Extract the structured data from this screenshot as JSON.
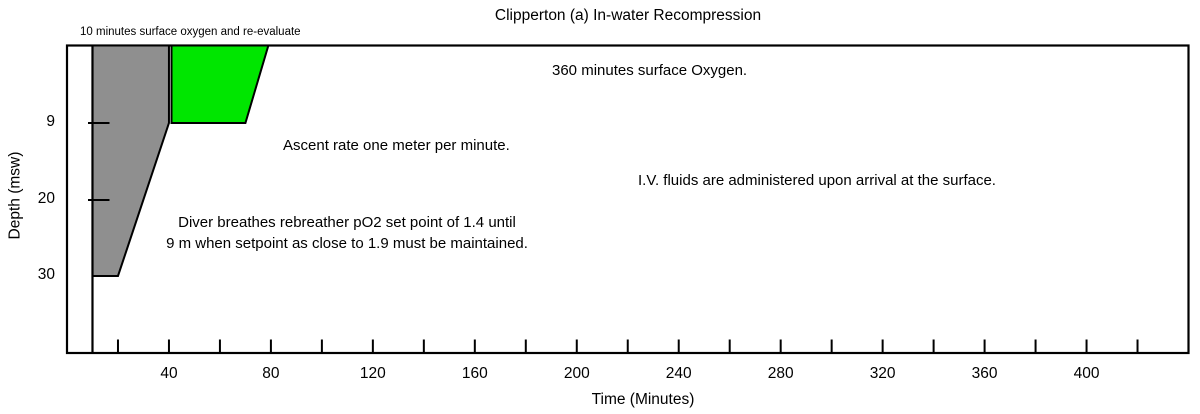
{
  "chart_data": {
    "type": "area",
    "title": "Clipperton (a) In-water Recompression",
    "xlabel": "Time (Minutes)",
    "ylabel": "Depth (msw)",
    "grid": false,
    "legend": false,
    "background_color": "#ffffff",
    "outline_color": "#000000",
    "x_axis": {
      "min": 0,
      "max": 440,
      "tick_step": 20,
      "first_tick": 20,
      "last_tick": 420,
      "labeled_ticks": [
        40,
        80,
        120,
        160,
        200,
        240,
        280,
        320,
        360,
        400
      ]
    },
    "y_axis": {
      "unit": "msw",
      "surface": 0,
      "ticks": [
        9,
        20
      ],
      "labeled_values": [
        9,
        20,
        30
      ]
    },
    "surface_interval_line_time": 10,
    "series": [
      {
        "name": "rebreather-po2-1.4-phase",
        "fill_color": "#8f8f8f",
        "profile_time_depth": [
          [
            10,
            0
          ],
          [
            40,
            0
          ],
          [
            40,
            9
          ],
          [
            20,
            30
          ],
          [
            10,
            30
          ]
        ]
      },
      {
        "name": "oxygen-po2-1.9-phase",
        "fill_color": "#00e600",
        "profile_time_depth": [
          [
            41,
            0
          ],
          [
            79,
            0
          ],
          [
            70,
            9
          ],
          [
            41,
            9
          ]
        ]
      }
    ],
    "annotations": [
      {
        "id": "surface-oxygen-before",
        "lines": [
          "10 minutes surface oxygen and re-evaluate"
        ],
        "x": 80,
        "y": 22,
        "align": "left",
        "font_px": 11.5
      },
      {
        "id": "surface-oxygen-after",
        "lines": [
          "360 minutes surface Oxygen."
        ],
        "x": 552,
        "y": 60,
        "align": "left",
        "font_px": 15
      },
      {
        "id": "ascent-rate",
        "lines": [
          "Ascent rate one meter per minute."
        ],
        "x": 283,
        "y": 135,
        "align": "left",
        "font_px": 15
      },
      {
        "id": "iv-fluids",
        "lines": [
          "I.V. fluids are administered upon arrival at the surface."
        ],
        "x": 638,
        "y": 170,
        "align": "left",
        "font_px": 15
      },
      {
        "id": "rebreather-setpoint",
        "lines": [
          "Diver breathes rebreather pO2 set point of 1.4 until",
          "9 m when setpoint as close to 1.9 must be maintained."
        ],
        "x": 347,
        "y": 212,
        "align": "center",
        "font_px": 15
      }
    ]
  }
}
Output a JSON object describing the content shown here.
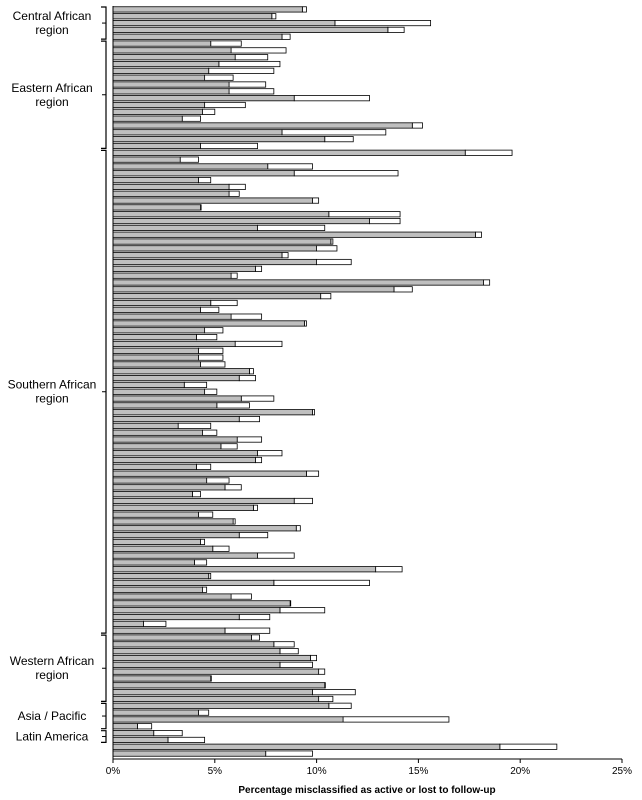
{
  "chart_data": {
    "type": "bar",
    "orientation": "horizontal",
    "title": "",
    "xlabel": "Percentage misclassified as active or lost to follow-up",
    "ylabel": "",
    "xlim": [
      0,
      25
    ],
    "x_ticks": [
      "0%",
      "5%",
      "10%",
      "15%",
      "20%",
      "25%"
    ],
    "grid": false,
    "legend": "none",
    "colors": {
      "lower": "#bfbfbf",
      "upper": "#ffffff",
      "stroke": "#000000"
    },
    "groups": [
      {
        "label": "Central African region",
        "lines": [
          "Central African",
          "region"
        ],
        "start": 0,
        "end": 4
      },
      {
        "label": "Eastern African region",
        "lines": [
          "Eastern African",
          "region"
        ],
        "start": 5,
        "end": 20
      },
      {
        "label": "Southern African region",
        "lines": [
          "Southern African",
          "region"
        ],
        "start": 21,
        "end": 91
      },
      {
        "label": "Western African region",
        "lines": [
          "Western African",
          "region"
        ],
        "start": 92,
        "end": 101
      },
      {
        "label": "Asia / Pacific",
        "lines": [
          "Asia / Pacific"
        ],
        "start": 102,
        "end": 105
      },
      {
        "label": "Latin America",
        "lines": [
          "Latin America"
        ],
        "start": 106,
        "end": 107
      }
    ],
    "series": [
      {
        "role": "lower",
        "values": [
          9.3,
          7.8,
          10.9,
          13.5,
          8.3,
          4.8,
          5.8,
          6.0,
          5.2,
          4.7,
          4.5,
          5.7,
          5.7,
          8.9,
          4.5,
          4.4,
          3.4,
          14.7,
          8.3,
          10.4,
          4.3,
          17.3,
          3.3,
          7.6,
          8.9,
          4.2,
          5.7,
          5.7,
          9.8,
          4.3,
          10.6,
          12.6,
          7.1,
          17.8,
          10.7,
          10.0,
          8.3,
          10.0,
          7.0,
          5.8,
          18.2,
          13.8,
          10.2,
          4.8,
          4.3,
          5.8,
          9.4,
          4.5,
          4.1,
          6.0,
          4.2,
          4.2,
          4.3,
          6.7,
          6.2,
          3.5,
          4.5,
          6.3,
          5.1,
          9.8,
          6.2,
          3.2,
          4.4,
          6.1,
          5.3,
          7.1,
          7.0,
          4.1,
          9.5,
          4.6,
          5.5,
          3.9,
          8.9,
          6.9,
          4.2,
          5.9,
          9.0,
          6.2,
          4.3,
          4.9,
          7.1,
          4.0,
          12.9,
          4.7,
          7.9,
          4.4,
          5.8,
          8.7,
          8.2,
          6.2,
          1.5,
          5.5,
          6.8,
          7.9,
          8.2,
          9.7,
          8.2,
          10.1,
          4.8,
          10.4,
          9.8,
          10.1,
          10.6,
          4.2,
          11.3,
          1.2,
          2.0,
          2.7,
          19.0,
          7.5
        ],
        "upper_total_values": [
          9.5,
          8.0,
          15.6,
          14.3,
          8.7,
          6.3,
          8.5,
          7.6,
          8.2,
          7.9,
          5.9,
          7.5,
          7.9,
          12.6,
          6.5,
          5.0,
          4.3,
          15.2,
          13.4,
          11.8,
          7.1,
          19.6,
          4.2,
          9.8,
          14.0,
          4.8,
          6.5,
          6.2,
          10.1,
          4.3,
          14.1,
          14.1,
          10.4,
          18.1,
          10.8,
          11.0,
          8.6,
          11.7,
          7.3,
          6.1,
          18.5,
          14.7,
          10.7,
          6.1,
          5.2,
          7.3,
          9.5,
          5.4,
          5.1,
          8.3,
          5.4,
          5.4,
          5.5,
          6.9,
          7.0,
          4.6,
          5.1,
          7.9,
          6.7,
          9.9,
          7.2,
          4.8,
          5.1,
          7.3,
          6.1,
          8.3,
          7.3,
          4.8,
          10.1,
          5.7,
          6.3,
          4.3,
          9.8,
          7.1,
          4.9,
          6.0,
          9.2,
          7.6,
          4.5,
          5.7,
          8.9,
          4.6,
          14.2,
          4.8,
          12.6,
          4.6,
          6.8,
          8.7,
          10.4,
          7.7,
          2.6,
          7.7,
          7.2,
          8.9,
          9.1,
          10.0,
          9.8,
          10.4,
          4.8,
          10.4,
          11.9,
          10.8,
          11.7,
          4.7,
          16.5,
          1.9,
          3.4,
          4.5,
          21.8,
          9.8
        ]
      }
    ]
  }
}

**The problem**
The records above must be transcribed exactly. Pictures are left out of the copy.

**Solution**
Extract the structured data from this screenshot as JSON.
{
  "chart_data": {
    "type": "area",
    "title": "Clipperton (a) In-water Recompression",
    "xlabel": "Time (Minutes)",
    "ylabel": "Depth (msw)",
    "grid": false,
    "legend": false,
    "background_color": "#ffffff",
    "outline_color": "#000000",
    "x_axis": {
      "min": 0,
      "max": 440,
      "tick_step": 20,
      "first_tick": 20,
      "last_tick": 420,
      "labeled_ticks": [
        40,
        80,
        120,
        160,
        200,
        240,
        280,
        320,
        360,
        400
      ]
    },
    "y_axis": {
      "unit": "msw",
      "surface": 0,
      "ticks": [
        9,
        20
      ],
      "labeled_values": [
        9,
        20,
        30
      ]
    },
    "surface_interval_line_time": 10,
    "series": [
      {
        "name": "rebreather-po2-1.4-phase",
        "fill_color": "#8f8f8f",
        "profile_time_depth": [
          [
            10,
            0
          ],
          [
            40,
            0
          ],
          [
            40,
            9
          ],
          [
            20,
            30
          ],
          [
            10,
            30
          ]
        ]
      },
      {
        "name": "oxygen-po2-1.9-phase",
        "fill_color": "#00e600",
        "profile_time_depth": [
          [
            41,
            0
          ],
          [
            79,
            0
          ],
          [
            70,
            9
          ],
          [
            41,
            9
          ]
        ]
      }
    ],
    "annotations": [
      {
        "id": "surface-oxygen-before",
        "lines": [
          "10 minutes surface oxygen and re-evaluate"
        ],
        "x": 80,
        "y": 22,
        "align": "left",
        "font_px": 11.5
      },
      {
        "id": "surface-oxygen-after",
        "lines": [
          "360 minutes surface Oxygen."
        ],
        "x": 552,
        "y": 60,
        "align": "left",
        "font_px": 15
      },
      {
        "id": "ascent-rate",
        "lines": [
          "Ascent rate one meter per minute."
        ],
        "x": 283,
        "y": 135,
        "align": "left",
        "font_px": 15
      },
      {
        "id": "iv-fluids",
        "lines": [
          "I.V. fluids are administered upon arrival at the surface."
        ],
        "x": 638,
        "y": 170,
        "align": "left",
        "font_px": 15
      },
      {
        "id": "rebreather-setpoint",
        "lines": [
          "Diver breathes rebreather pO2 set point of 1.4 until",
          "9 m when setpoint as close to 1.9 must be maintained."
        ],
        "x": 347,
        "y": 212,
        "align": "center",
        "font_px": 15
      }
    ]
  }
}
Output a JSON object describing the content shown here.
{
  "chart_data": {
    "type": "bar",
    "orientation": "horizontal",
    "title": "",
    "xlabel": "Percentage misclassified as active or lost to follow-up",
    "ylabel": "",
    "xlim": [
      0,
      25
    ],
    "x_ticks": [
      "0%",
      "5%",
      "10%",
      "15%",
      "20%",
      "25%"
    ],
    "grid": false,
    "legend": "none",
    "colors": {
      "lower": "#bfbfbf",
      "upper": "#ffffff",
      "stroke": "#000000"
    },
    "groups": [
      {
        "label": "Central African region",
        "lines": [
          "Central African",
          "region"
        ],
        "start": 0,
        "end": 4
      },
      {
        "label": "Eastern African region",
        "lines": [
          "Eastern African",
          "region"
        ],
        "start": 5,
        "end": 20
      },
      {
        "label": "Southern African region",
        "lines": [
          "Southern African",
          "region"
        ],
        "start": 21,
        "end": 91
      },
      {
        "label": "Western African region",
        "lines": [
          "Western African",
          "region"
        ],
        "start": 92,
        "end": 101
      },
      {
        "label": "Asia / Pacific",
        "lines": [
          "Asia / Pacific"
        ],
        "start": 102,
        "end": 105
      },
      {
        "label": "Latin America",
        "lines": [
          "Latin America"
        ],
        "start": 106,
        "end": 107
      }
    ],
    "series": [
      {
        "role": "lower",
        "values": [
          9.3,
          7.8,
          10.9,
          13.5,
          8.3,
          4.8,
          5.8,
          6.0,
          5.2,
          4.7,
          4.5,
          5.7,
          5.7,
          8.9,
          4.5,
          4.4,
          3.4,
          14.7,
          8.3,
          10.4,
          4.3,
          17.3,
          3.3,
          7.6,
          8.9,
          4.2,
          5.7,
          5.7,
          9.8,
          4.3,
          10.6,
          12.6,
          7.1,
          17.8,
          10.7,
          10.0,
          8.3,
          10.0,
          7.0,
          5.8,
          18.2,
          13.8,
          10.2,
          4.8,
          4.3,
          5.8,
          9.4,
          4.5,
          4.1,
          6.0,
          4.2,
          4.2,
          4.3,
          6.7,
          6.2,
          3.5,
          4.5,
          6.3,
          5.1,
          9.8,
          6.2,
          3.2,
          4.4,
          6.1,
          5.3,
          7.1,
          7.0,
          4.1,
          9.5,
          4.6,
          5.5,
          3.9,
          8.9,
          6.9,
          4.2,
          5.9,
          9.0,
          6.2,
          4.3,
          4.9,
          7.1,
          4.0,
          12.9,
          4.7,
          7.9,
          4.4,
          5.8,
          8.7,
          8.2,
          6.2,
          1.5,
          5.5,
          6.8,
          7.9,
          8.2,
          9.7,
          8.2,
          10.1,
          4.8,
          10.4,
          9.8,
          10.1,
          10.6,
          4.2,
          11.3,
          1.2,
          2.0,
          2.7,
          19.0,
          7.5
        ],
        "upper_total_values": [
          9.5,
          8.0,
          15.6,
          14.3,
          8.7,
          6.3,
          8.5,
          7.6,
          8.2,
          7.9,
          5.9,
          7.5,
          7.9,
          12.6,
          6.5,
          5.0,
          4.3,
          15.2,
          13.4,
          11.8,
          7.1,
          19.6,
          4.2,
          9.8,
          14.0,
          4.8,
          6.5,
          6.2,
          10.1,
          4.3,
          14.1,
          14.1,
          10.4,
          18.1,
          10.8,
          11.0,
          8.6,
          11.7,
          7.3,
          6.1,
          18.5,
          14.7,
          10.7,
          6.1,
          5.2,
          7.3,
          9.5,
          5.4,
          5.1,
          8.3,
          5.4,
          5.4,
          5.5,
          6.9,
          7.0,
          4.6,
          5.1,
          7.9,
          6.7,
          9.9,
          7.2,
          4.8,
          5.1,
          7.3,
          6.1,
          8.3,
          7.3,
          4.8,
          10.1,
          5.7,
          6.3,
          4.3,
          9.8,
          7.1,
          4.9,
          6.0,
          9.2,
          7.6,
          4.5,
          5.7,
          8.9,
          4.6,
          14.2,
          4.8,
          12.6,
          4.6,
          6.8,
          8.7,
          10.4,
          7.7,
          2.6,
          7.7,
          7.2,
          8.9,
          9.1,
          10.0,
          9.8,
          10.4,
          4.8,
          10.4,
          11.9,
          10.8,
          11.7,
          4.7,
          16.5,
          1.9,
          3.4,
          4.5,
          21.8,
          9.8
        ]
      }
    ]
  }
}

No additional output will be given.